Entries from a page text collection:
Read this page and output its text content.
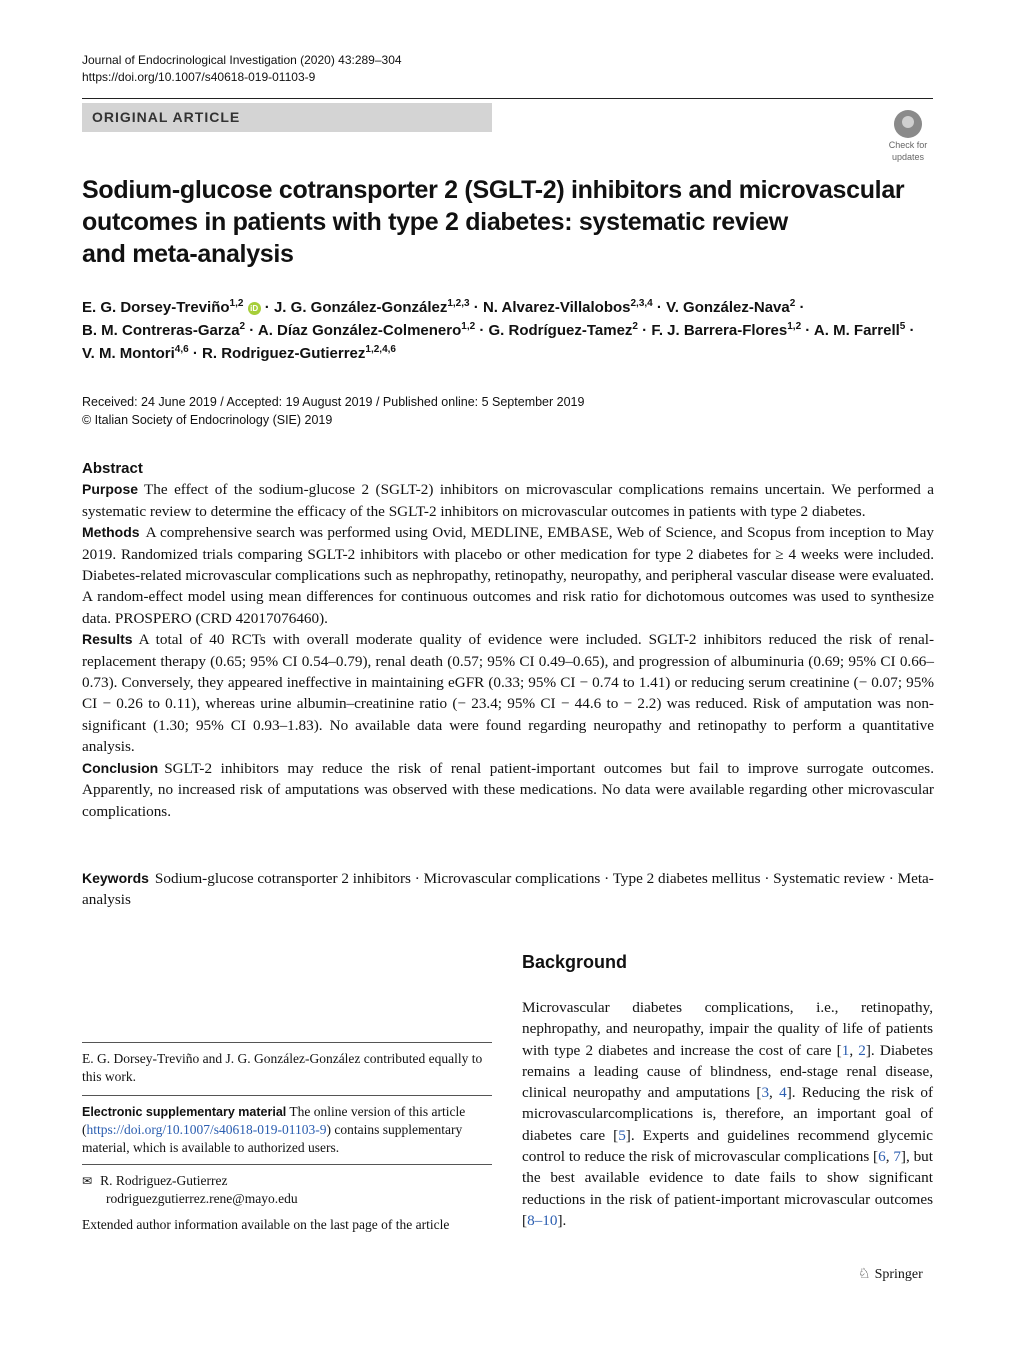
Journal of Endocrinological Investigation (2020) 43:289–304
https://doi.org/10.1007/s40618-019-01103-9
ORIGINAL ARTICLE
Check for
updates
Sodium-glucose cotransporter 2 (SGLT-2) inhibitors and microvascular
outcomes in patients with type 2 diabetes: systematic review
and meta-analysis
E. G. Dorsey-Treviño$^{1,2}$ iD · J. G. González-González$^{1,2,3}$ · N. Alvarez-Villalobos$^{2,3,4}$ · V. González-Nava$^2$ ·
B. M. Contreras-Garza$^2$ · A. Díaz González-Colmenero$^{1,2}$ · G. Rodríguez-Tamez$^2$ · F. J. Barrera-Flores$^{1,2}$ · A. M. Farrell$^5$ ·
V. M. Montori$^{4,6}$ · R. Rodriguez-Gutierrez$^{1,2,4,6}$
Received: 24 June 2019 / Accepted: 19 August 2019 / Published online: 5 September 2019
© Italian Society of Endocrinology (SIE) 2019
Abstract

Purpose The effect of the sodium-glucose 2 (SGLT-2) inhibitors on microvascular complications remains uncertain. We performed a systematic review to determine the efficacy of the SGLT-2 inhibitors on microvascular outcomes in patients with type 2 diabetes.

Methods A comprehensive search was performed using Ovid, MEDLINE, EMBASE, Web of Science, and Scopus from inception to May 2019. Randomized trials comparing SGLT-2 inhibitors with placebo or other medication for type 2 diabetes for ≥ 4 weeks were included. Diabetes-related microvascular complications such as nephropathy, retinopathy, neuropathy, and peripheral vascular disease were evaluated. A random-effect model using mean differences for continuous outcomes and risk ratio for dichotomous outcomes was used to synthesize data. PROSPERO (CRD 42017076460).

Results A total of 40 RCTs with overall moderate quality of evidence were included. SGLT-2 inhibitors reduced the risk of renal-replacement therapy (0.65; 95% CI 0.54–0.79), renal death (0.57; 95% CI 0.49–0.65), and progression of albuminuria (0.69; 95% CI 0.66–0.73). Conversely, they appeared ineffective in maintaining eGFR (0.33; 95% CI − 0.74 to 1.41) or reducing serum creatinine (− 0.07; 95% CI − 0.26 to 0.11), whereas urine albumin–creatinine ratio (− 23.4; 95% CI − 44.6 to − 2.2) was reduced. Risk of amputation was non-significant (1.30; 95% CI 0.93–1.83). No available data were found regarding neuropathy and retinopathy to perform a quantitative analysis.

Conclusion SGLT-2 inhibitors may reduce the risk of renal patient-important outcomes but fail to improve surrogate outcomes. Apparently, no increased risk of amputations was observed with these medications. No data were available regarding other microvascular complications.

Keywords Sodium-glucose cotransporter 2 inhibitors · Microvascular complications · Type 2 diabetes mellitus · Systematic review · Meta-analysis
Background
Microvascular diabetes complications, i.e., retinopathy, nephropathy, and neuropathy, impair the quality of life of patients with type 2 diabetes and increase the cost of care [1, 2]. Diabetes remains a leading cause of blindness, end-stage renal disease, clinical neuropathy and amputations [3, 4]. Reducing the risk of microvascularcomplications is, therefore, an important goal of diabetes care [5]. Experts and guidelines recommend glycemic control to reduce the risk of microvascular complications [6, 7], but the best available evidence to date fails to show significant reductions in the risk of patient-important microvascular outcomes [8–10].
E. G. Dorsey-Treviño and J. G. González-González contributed equally to this work.
Electronic supplementary material The online version of this article (https://doi.org/10.1007/s40618-019-01103-9) contains supplementary material, which is available to authorized users.
✉ R. Rodriguez-Gutierrez
rodriguezgutierrez.rene@mayo.edu
Extended author information available on the last page of the article
♘ Springer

**WHAT TO DO:**
The records above must be returned exactly, with each picture omitted.

**ANSWER TO THE EXERCISE:**
Read this page and output its text content.
Journal of Endocrinological Investigation (2020) 43:289–304
https://doi.org/10.1007/s40618-019-01103-9
ORIGINAL ARTICLE
Check for
updates
Sodium-glucose cotransporter 2 (SGLT-2) inhibitors and microvascular
outcomes in patients with type 2 diabetes: systematic review
and meta-analysis
E. G. Dorsey-Treviño$^{1,2}$ iD · J. G. González-González$^{1,2,3}$ · N. Alvarez-Villalobos$^{2,3,4}$ · V. González-Nava$^2$ ·
B. M. Contreras-Garza$^2$ · A. Díaz González-Colmenero$^{1,2}$ · G. Rodríguez-Tamez$^2$ · F. J. Barrera-Flores$^{1,2}$ · A. M. Farrell$^5$ ·
V. M. Montori$^{4,6}$ · R. Rodriguez-Gutierrez$^{1,2,4,6}$
Received: 24 June 2019 / Accepted: 19 August 2019 / Published online: 5 September 2019
© Italian Society of Endocrinology (SIE) 2019
Abstract

Purpose The effect of the sodium-glucose 2 (SGLT-2) inhibitors on microvascular complications remains uncertain. We performed a systematic review to determine the efficacy of the SGLT-2 inhibitors on microvascular outcomes in patients with type 2 diabetes.

Methods A comprehensive search was performed using Ovid, MEDLINE, EMBASE, Web of Science, and Scopus from inception to May 2019. Randomized trials comparing SGLT-2 inhibitors with placebo or other medication for type 2 diabetes for ≥ 4 weeks were included. Diabetes-related microvascular complications such as nephropathy, retinopathy, neuropathy, and peripheral vascular disease were evaluated. A random-effect model using mean differences for continuous outcomes and risk ratio for dichotomous outcomes was used to synthesize data. PROSPERO (CRD 42017076460).

Results A total of 40 RCTs with overall moderate quality of evidence were included. SGLT-2 inhibitors reduced the risk of renal-replacement therapy (0.65; 95% CI 0.54–0.79), renal death (0.57; 95% CI 0.49–0.65), and progression of albuminuria (0.69; 95% CI 0.66–0.73). Conversely, they appeared ineffective in maintaining eGFR (0.33; 95% CI − 0.74 to 1.41) or reducing serum creatinine (− 0.07; 95% CI − 0.26 to 0.11), whereas urine albumin–creatinine ratio (− 23.4; 95% CI − 44.6 to − 2.2) was reduced. Risk of amputation was non-significant (1.30; 95% CI 0.93–1.83). No available data were found regarding neuropathy and retinopathy to perform a quantitative analysis.

Conclusion SGLT-2 inhibitors may reduce the risk of renal patient-important outcomes but fail to improve surrogate outcomes. Apparently, no increased risk of amputations was observed with these medications. No data were available regarding other microvascular complications.

Keywords Sodium-glucose cotransporter 2 inhibitors · Microvascular complications · Type 2 diabetes mellitus · Systematic review · Meta-analysis
Background
Microvascular diabetes complications, i.e., retinopathy, nephropathy, and neuropathy, impair the quality of life of patients with type 2 diabetes and increase the cost of care [1, 2]. Diabetes remains a leading cause of blindness, end-stage renal disease, clinical neuropathy and amputations [3, 4]. Reducing the risk of microvascularcomplications is, therefore, an important goal of diabetes care [5]. Experts and guidelines recommend glycemic control to reduce the risk of microvascular complications [6, 7], but the best available evidence to date fails to show significant reductions in the risk of patient-important microvascular outcomes [8–10].
E. G. Dorsey-Treviño and J. G. González-González contributed equally to this work.
Electronic supplementary material The online version of this article (https://doi.org/10.1007/s40618-019-01103-9) contains supplementary material, which is available to authorized users.
✉ R. Rodriguez-Gutierrez
rodriguezgutierrez.rene@mayo.edu
Extended author information available on the last page of the article
♘ Springer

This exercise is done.